Problem requirements -> Pull every line containing "points" from the entries.
------------------------------------------------------------
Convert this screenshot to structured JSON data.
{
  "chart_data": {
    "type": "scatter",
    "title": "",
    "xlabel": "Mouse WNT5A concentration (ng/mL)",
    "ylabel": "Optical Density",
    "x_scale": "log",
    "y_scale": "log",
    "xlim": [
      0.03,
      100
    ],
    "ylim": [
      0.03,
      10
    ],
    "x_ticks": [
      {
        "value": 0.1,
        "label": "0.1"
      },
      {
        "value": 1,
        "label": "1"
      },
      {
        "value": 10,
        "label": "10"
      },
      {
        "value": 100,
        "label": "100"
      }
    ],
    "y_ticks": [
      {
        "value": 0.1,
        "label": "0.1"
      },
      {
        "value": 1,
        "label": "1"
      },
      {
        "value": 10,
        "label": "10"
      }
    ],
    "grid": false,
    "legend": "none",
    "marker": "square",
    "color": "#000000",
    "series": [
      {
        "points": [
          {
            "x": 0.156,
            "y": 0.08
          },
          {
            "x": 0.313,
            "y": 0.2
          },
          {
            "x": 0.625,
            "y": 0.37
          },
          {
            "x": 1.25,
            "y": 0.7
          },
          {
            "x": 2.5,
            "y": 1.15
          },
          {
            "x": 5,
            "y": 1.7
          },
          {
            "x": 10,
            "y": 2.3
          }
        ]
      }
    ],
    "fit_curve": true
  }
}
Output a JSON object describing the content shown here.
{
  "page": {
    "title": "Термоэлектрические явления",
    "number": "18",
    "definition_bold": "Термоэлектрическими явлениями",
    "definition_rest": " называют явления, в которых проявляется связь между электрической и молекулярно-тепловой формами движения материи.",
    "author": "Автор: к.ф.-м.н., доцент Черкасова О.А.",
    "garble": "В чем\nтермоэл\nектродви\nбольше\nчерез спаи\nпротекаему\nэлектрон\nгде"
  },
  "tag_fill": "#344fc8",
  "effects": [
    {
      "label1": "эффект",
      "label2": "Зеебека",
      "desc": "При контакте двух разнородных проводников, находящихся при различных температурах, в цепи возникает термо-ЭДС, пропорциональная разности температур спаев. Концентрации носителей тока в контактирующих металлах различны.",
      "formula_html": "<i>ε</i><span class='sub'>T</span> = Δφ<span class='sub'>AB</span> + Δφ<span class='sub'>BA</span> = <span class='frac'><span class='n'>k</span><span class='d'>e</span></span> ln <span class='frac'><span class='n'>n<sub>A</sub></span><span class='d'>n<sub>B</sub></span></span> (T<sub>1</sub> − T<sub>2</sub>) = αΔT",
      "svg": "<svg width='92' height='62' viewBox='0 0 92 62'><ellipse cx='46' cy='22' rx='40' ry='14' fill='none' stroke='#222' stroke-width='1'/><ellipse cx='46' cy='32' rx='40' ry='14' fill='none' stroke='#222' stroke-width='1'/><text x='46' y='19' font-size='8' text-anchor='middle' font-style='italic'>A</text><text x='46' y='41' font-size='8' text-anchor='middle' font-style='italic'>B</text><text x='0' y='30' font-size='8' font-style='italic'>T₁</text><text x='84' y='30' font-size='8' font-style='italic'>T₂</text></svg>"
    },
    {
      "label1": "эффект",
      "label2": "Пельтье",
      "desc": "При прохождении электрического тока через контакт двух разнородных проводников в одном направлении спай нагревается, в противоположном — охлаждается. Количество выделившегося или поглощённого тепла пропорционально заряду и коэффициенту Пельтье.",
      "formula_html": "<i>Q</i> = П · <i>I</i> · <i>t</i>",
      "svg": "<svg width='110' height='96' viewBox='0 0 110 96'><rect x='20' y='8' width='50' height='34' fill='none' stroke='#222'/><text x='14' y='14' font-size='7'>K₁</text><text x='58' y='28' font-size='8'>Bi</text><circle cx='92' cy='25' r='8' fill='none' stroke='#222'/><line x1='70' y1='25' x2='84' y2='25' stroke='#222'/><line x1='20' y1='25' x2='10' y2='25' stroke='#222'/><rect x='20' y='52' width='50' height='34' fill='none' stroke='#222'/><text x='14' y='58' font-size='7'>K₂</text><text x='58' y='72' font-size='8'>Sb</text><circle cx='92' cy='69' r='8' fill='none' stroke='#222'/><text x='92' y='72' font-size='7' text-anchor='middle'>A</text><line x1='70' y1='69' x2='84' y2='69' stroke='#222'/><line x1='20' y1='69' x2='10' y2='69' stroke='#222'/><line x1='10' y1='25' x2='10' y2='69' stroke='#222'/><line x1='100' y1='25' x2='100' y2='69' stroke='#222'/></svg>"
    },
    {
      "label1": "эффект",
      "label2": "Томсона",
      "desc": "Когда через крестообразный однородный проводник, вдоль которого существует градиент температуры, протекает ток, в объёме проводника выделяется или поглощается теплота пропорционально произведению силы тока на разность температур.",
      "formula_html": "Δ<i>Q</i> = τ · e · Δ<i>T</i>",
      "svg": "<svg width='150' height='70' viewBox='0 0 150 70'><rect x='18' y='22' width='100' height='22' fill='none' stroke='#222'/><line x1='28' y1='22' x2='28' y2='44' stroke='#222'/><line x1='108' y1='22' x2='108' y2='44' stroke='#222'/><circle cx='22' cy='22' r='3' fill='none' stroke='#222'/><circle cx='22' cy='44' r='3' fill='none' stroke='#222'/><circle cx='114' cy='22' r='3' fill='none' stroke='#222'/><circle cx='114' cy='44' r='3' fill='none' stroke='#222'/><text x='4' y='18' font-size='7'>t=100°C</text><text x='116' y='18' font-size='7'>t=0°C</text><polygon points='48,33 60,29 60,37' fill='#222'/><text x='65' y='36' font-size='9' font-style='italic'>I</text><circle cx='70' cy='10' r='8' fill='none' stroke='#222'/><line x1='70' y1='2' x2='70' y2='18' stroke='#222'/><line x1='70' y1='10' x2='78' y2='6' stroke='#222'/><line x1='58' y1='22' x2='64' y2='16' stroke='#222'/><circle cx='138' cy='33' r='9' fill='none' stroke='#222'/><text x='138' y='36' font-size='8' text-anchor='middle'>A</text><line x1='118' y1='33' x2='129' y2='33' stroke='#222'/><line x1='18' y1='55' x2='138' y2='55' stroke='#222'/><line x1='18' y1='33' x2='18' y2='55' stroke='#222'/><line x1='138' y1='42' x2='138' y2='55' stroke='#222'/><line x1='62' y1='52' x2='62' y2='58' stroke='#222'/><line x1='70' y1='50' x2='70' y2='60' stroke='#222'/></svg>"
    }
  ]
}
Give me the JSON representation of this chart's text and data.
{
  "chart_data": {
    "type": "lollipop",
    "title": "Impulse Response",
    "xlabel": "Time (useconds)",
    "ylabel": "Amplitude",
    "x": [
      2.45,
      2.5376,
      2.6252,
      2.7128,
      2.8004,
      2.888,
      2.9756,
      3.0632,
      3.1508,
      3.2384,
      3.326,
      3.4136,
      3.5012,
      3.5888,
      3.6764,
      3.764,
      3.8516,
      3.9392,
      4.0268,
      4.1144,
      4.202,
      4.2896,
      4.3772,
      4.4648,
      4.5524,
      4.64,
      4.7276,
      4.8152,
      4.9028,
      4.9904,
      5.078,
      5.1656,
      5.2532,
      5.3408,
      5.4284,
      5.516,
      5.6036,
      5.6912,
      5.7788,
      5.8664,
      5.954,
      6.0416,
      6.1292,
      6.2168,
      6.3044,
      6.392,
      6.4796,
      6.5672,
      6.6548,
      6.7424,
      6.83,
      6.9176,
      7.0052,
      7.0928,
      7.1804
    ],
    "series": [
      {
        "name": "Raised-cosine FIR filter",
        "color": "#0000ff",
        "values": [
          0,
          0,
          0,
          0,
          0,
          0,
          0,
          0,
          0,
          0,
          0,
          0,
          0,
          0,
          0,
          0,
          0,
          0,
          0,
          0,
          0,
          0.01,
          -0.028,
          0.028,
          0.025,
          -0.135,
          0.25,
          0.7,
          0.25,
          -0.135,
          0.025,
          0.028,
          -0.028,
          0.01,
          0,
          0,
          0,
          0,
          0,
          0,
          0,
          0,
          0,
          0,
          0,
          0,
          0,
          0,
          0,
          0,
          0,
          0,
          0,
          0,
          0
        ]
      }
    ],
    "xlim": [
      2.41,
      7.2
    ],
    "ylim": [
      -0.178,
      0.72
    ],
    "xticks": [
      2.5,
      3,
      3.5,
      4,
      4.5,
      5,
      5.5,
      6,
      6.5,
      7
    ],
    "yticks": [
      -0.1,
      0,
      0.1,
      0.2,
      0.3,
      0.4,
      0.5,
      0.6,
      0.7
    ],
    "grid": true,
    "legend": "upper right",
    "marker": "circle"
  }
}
------------------------------------------------------------
Result ->
        "points": [
      "svg": "<svg width='150' height='70' viewBox='0 0 150 70'><rect x='18' y='22' width='100' height='22' fill='none' stroke='#222'/><line x1='28' y1='22' x2='28' y2='44' stroke='#222'/><line x1='108' y1='22' x2='108' y2='44' stroke='#222'/><circle cx='22' cy='22' r='3' fill='none' stroke='#222'/><circle cx='22' cy='44' r='3' fill='none' stroke='#222'/><circle cx='114' cy='22' r='3' fill='none' stroke='#222'/><circle cx='114' cy='44' r='3' fill='none' stroke='#222'/><text x='4' y='18' font-size='7'>t=100°C</text><text x='116' y='18' font-size='7'>t=0°C</text><polygon points='48,33 60,29 60,37' fill='#222'/><text x='65' y='36' font-size='9' font-style='italic'>I</text><circle cx='70' cy='10' r='8' fill='none' stroke='#222'/><line x1='70' y1='2' x2='70' y2='18' stroke='#222'/><line x1='70' y1='10' x2='78' y2='6' stroke='#222'/><line x1='58' y1='22' x2='64' y2='16' stroke='#222'/><circle cx='138' cy='33' r='9' fill='none' stroke='#222'/><text x='138' y='36' font-size='8' text-anchor='middle'>A</text><line x1='118' y1='33' x2='129' y2='33' stroke='#222'/><line x1='18' y1='55' x2='138' y2='55' stroke='#222'/><line x1='18' y1='33' x2='18' y2='55' stroke='#222'/><line x1='138' y1='42' x2='138' y2='55' stroke='#222'/><line x1='62' y1='52' x2='62' y2='58' stroke='#222'/><line x1='70' y1='50' x2='70' y2='60' stroke='#222'/></svg>"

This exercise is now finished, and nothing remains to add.